§ TASK GOAL:
Your task is to transcribe the entries below exactly, beginning with the line containing "Extract the structured" and ending with the final line, and to add nothing else.

** Start **

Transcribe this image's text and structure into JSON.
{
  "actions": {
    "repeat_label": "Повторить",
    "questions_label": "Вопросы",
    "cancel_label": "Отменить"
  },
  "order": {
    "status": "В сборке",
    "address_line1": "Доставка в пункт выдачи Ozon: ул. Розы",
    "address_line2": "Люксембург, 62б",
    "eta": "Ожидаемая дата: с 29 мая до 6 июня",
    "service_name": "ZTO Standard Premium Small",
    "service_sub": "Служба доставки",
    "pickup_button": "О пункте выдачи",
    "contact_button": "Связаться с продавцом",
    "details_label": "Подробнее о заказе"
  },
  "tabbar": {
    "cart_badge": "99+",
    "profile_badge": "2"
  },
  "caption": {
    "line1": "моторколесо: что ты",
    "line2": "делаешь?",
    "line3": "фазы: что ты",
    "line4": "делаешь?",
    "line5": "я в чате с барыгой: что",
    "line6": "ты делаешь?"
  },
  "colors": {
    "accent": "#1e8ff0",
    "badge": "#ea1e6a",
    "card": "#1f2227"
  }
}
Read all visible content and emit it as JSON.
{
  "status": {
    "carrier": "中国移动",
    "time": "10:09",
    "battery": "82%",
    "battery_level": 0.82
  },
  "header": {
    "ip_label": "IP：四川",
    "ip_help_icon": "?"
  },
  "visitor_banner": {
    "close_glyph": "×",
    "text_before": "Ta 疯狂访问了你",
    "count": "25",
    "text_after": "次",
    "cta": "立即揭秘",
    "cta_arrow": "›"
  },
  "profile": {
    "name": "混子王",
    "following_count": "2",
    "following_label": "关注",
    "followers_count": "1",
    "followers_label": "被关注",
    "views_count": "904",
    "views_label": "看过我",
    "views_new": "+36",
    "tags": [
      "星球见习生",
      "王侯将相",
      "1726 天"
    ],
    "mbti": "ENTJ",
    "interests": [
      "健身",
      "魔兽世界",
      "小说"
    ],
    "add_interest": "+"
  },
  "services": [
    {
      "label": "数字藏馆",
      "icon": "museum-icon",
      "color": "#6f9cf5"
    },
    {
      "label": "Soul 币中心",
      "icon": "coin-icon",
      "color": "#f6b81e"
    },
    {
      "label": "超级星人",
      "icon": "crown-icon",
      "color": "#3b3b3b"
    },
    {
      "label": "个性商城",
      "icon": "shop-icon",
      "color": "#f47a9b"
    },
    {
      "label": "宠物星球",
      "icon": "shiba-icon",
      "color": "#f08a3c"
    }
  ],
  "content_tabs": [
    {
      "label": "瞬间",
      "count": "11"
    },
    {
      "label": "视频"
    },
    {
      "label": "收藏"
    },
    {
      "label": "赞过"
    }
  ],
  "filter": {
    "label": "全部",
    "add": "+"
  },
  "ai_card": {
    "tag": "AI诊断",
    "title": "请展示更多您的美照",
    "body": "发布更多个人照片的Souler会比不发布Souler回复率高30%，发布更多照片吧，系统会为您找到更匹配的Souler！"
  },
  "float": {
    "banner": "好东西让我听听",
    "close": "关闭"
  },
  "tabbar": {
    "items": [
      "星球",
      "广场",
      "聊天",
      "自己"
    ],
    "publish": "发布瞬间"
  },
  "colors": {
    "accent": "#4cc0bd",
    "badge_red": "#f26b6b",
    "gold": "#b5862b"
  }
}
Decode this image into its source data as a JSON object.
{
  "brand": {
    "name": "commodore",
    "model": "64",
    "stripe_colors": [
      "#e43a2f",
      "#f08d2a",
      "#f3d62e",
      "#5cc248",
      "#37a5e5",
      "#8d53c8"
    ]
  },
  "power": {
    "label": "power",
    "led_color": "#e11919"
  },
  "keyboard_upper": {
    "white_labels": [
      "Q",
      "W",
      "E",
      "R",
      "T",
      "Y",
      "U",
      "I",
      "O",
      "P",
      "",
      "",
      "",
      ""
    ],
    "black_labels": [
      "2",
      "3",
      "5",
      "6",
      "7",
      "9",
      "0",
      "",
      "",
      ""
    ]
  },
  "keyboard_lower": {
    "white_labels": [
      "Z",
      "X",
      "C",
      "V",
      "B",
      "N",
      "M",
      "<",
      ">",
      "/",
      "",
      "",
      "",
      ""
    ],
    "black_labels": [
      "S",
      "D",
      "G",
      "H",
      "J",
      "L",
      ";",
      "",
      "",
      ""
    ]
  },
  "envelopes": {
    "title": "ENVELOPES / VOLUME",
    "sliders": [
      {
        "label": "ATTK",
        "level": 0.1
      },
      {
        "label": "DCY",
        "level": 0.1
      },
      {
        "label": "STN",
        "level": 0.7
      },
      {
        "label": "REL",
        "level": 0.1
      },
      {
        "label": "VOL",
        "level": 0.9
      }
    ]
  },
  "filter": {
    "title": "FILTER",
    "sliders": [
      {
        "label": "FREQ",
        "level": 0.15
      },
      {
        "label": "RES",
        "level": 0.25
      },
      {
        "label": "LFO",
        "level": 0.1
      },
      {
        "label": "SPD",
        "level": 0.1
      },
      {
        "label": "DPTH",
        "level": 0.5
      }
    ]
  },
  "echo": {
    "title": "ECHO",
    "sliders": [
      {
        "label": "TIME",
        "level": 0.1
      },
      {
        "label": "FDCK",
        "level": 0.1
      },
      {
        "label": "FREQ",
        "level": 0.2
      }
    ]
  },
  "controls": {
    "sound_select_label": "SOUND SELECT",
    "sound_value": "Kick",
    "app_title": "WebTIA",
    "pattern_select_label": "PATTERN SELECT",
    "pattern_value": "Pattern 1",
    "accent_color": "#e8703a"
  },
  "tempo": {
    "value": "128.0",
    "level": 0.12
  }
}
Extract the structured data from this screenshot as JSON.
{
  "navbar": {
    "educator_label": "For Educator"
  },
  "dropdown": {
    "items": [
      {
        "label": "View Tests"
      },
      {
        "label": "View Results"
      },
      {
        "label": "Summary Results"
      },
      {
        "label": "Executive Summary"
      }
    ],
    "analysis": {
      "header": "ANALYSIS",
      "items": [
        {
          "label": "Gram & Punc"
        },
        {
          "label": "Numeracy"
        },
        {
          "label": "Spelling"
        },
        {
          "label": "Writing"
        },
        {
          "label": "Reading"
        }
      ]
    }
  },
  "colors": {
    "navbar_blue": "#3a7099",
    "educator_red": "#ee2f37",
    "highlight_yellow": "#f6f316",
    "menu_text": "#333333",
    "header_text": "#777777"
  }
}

** End **

§ EXPECTED ANSWER:
Extract the structured data from this screenshot as JSON.
{
  "navbar": {
    "educator_label": "For Educator"
  },
  "dropdown": {
    "items": [
      {
        "label": "View Tests"
      },
      {
        "label": "View Results"
      },
      {
        "label": "Summary Results"
      },
      {
        "label": "Executive Summary"
      }
    ],
    "analysis": {
      "header": "ANALYSIS",
      "items": [
        {
          "label": "Gram & Punc"
        },
        {
          "label": "Numeracy"
        },
        {
          "label": "Spelling"
        },
        {
          "label": "Writing"
        },
        {
          "label": "Reading"
        }
      ]
    }
  },
  "colors": {
    "navbar_blue": "#3a7099",
    "educator_red": "#ee2f37",
    "highlight_yellow": "#f6f316",
    "menu_text": "#333333",
    "header_text": "#777777"
  }
}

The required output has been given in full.